GIVEN INSTRUCTION ::
Copy each line in the data that includes the word "this".

Data items

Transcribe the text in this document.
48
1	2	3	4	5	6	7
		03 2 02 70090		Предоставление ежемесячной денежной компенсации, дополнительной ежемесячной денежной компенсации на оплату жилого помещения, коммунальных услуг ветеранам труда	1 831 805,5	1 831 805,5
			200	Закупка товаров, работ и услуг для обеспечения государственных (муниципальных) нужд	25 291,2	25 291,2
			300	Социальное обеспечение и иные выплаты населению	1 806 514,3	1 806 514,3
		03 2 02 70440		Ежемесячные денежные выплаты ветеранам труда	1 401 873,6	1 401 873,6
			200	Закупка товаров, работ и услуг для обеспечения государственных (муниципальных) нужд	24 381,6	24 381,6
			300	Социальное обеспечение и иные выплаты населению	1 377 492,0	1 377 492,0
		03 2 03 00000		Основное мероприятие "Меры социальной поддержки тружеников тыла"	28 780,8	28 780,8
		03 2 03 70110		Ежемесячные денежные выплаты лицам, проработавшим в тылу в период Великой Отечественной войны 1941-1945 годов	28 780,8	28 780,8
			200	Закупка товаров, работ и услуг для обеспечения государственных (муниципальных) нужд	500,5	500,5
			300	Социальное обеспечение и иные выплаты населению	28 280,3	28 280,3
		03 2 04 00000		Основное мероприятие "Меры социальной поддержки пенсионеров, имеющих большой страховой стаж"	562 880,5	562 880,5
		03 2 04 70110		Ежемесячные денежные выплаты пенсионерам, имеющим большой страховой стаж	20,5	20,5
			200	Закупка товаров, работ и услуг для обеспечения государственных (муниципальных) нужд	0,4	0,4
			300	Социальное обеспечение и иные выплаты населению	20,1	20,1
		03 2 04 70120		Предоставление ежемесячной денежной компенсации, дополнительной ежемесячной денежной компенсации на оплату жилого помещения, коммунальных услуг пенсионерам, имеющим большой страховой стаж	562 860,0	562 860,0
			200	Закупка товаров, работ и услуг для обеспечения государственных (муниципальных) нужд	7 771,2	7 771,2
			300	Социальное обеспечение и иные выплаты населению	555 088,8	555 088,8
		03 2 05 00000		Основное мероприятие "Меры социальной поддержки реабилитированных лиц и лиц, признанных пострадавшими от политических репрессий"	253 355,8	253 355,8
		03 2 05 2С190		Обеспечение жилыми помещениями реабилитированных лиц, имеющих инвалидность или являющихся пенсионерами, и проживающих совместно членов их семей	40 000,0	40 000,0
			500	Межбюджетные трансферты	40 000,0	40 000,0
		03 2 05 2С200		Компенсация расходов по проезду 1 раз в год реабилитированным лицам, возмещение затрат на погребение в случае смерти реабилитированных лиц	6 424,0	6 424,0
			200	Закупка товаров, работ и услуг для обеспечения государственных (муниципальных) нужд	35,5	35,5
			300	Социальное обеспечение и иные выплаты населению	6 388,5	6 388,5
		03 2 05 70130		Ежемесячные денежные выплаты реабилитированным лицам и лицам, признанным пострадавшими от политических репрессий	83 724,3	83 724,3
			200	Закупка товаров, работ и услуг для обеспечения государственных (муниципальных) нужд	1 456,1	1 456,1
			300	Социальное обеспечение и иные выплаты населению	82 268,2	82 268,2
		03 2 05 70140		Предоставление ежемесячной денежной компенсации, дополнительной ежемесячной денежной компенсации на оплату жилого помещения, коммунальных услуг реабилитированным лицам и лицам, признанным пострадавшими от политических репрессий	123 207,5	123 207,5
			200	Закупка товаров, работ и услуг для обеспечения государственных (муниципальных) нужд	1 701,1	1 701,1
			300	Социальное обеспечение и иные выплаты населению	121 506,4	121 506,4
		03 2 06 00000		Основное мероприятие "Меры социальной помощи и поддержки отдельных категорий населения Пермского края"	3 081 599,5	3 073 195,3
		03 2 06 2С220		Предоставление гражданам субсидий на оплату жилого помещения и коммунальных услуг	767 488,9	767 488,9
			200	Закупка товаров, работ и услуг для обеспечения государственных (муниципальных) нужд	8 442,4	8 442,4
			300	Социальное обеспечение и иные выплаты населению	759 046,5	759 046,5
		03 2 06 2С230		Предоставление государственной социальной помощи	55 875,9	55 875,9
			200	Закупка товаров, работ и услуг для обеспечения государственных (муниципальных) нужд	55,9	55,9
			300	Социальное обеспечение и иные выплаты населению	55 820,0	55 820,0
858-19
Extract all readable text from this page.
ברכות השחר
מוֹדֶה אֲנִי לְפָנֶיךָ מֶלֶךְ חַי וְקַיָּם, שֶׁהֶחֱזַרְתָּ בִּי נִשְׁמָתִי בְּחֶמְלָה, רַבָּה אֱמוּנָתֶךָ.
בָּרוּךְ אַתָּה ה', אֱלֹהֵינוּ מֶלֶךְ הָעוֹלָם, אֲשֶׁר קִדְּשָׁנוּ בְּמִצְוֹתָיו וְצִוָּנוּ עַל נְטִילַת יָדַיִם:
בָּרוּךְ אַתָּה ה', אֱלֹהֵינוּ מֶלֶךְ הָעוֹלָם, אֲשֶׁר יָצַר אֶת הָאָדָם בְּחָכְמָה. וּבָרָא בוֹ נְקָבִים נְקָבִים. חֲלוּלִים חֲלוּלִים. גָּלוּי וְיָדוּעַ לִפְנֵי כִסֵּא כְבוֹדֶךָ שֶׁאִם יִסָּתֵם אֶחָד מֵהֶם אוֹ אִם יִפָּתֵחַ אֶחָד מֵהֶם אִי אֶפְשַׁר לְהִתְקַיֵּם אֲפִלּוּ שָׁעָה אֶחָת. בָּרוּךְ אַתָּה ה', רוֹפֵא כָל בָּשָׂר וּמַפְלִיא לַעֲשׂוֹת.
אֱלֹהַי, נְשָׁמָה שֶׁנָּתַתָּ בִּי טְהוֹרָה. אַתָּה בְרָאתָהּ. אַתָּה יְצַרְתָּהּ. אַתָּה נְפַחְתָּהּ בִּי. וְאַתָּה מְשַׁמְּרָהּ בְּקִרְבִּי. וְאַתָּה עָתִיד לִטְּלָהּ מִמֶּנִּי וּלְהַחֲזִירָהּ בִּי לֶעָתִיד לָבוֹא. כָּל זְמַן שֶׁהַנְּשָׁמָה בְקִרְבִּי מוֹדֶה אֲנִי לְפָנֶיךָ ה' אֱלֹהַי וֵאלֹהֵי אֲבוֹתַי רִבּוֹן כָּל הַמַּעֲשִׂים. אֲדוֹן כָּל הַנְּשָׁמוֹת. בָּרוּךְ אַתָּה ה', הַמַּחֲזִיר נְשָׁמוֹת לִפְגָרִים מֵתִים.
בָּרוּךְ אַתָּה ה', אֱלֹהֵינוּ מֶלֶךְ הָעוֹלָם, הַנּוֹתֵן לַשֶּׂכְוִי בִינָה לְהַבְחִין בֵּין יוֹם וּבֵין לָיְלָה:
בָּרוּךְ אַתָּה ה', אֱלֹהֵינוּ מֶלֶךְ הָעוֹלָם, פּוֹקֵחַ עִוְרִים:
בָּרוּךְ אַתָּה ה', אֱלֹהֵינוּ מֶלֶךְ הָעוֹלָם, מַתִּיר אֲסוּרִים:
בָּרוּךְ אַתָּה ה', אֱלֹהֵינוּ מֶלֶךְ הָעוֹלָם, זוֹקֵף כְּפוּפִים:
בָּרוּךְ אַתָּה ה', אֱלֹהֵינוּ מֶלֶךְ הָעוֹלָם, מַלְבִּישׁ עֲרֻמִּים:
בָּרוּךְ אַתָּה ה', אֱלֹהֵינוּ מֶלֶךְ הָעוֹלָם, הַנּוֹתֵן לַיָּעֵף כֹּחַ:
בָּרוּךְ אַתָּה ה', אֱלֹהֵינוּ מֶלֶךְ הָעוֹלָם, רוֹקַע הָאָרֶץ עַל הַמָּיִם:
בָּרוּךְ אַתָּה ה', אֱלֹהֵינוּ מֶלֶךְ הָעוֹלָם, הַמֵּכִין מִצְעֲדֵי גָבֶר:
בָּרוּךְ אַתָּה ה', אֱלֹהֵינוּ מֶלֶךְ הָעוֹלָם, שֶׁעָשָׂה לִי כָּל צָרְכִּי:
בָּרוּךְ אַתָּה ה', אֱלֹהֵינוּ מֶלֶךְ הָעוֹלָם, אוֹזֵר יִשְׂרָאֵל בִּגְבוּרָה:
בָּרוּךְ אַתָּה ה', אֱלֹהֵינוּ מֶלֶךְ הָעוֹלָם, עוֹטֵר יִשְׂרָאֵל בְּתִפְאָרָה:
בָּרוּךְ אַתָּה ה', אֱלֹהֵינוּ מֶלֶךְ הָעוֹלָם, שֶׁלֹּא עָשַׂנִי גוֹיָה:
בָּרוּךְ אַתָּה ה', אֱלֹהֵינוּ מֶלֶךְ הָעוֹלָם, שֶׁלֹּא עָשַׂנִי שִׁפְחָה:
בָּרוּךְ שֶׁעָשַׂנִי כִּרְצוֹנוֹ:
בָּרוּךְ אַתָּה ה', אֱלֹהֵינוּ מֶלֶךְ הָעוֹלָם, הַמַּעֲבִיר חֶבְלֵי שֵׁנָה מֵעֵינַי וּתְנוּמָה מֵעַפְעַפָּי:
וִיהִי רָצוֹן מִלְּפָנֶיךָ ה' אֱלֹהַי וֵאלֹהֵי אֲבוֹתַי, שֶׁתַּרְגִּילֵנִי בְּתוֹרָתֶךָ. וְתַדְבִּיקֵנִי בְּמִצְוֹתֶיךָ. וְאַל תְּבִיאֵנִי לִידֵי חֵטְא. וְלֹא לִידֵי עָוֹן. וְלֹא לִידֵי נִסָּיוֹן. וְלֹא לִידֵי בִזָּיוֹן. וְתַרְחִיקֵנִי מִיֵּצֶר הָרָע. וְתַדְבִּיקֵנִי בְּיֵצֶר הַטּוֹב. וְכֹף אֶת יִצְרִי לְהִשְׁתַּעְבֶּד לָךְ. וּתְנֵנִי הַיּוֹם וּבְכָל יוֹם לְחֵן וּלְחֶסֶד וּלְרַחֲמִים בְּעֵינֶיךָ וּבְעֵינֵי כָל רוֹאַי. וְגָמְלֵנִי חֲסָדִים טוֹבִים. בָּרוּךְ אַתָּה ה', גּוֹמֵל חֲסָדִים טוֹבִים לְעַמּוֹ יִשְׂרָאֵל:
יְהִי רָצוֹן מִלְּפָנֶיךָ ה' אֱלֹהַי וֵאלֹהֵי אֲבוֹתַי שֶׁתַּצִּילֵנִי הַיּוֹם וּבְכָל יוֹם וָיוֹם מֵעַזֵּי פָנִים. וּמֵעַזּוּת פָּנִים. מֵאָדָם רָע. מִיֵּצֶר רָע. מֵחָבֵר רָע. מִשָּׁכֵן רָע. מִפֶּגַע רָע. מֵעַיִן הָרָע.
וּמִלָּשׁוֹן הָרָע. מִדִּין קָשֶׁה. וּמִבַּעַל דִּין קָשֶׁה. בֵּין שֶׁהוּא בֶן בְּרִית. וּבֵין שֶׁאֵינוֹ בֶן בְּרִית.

RESPONSE ::
Transcribe the text in this document.
Extract all readable text from this page.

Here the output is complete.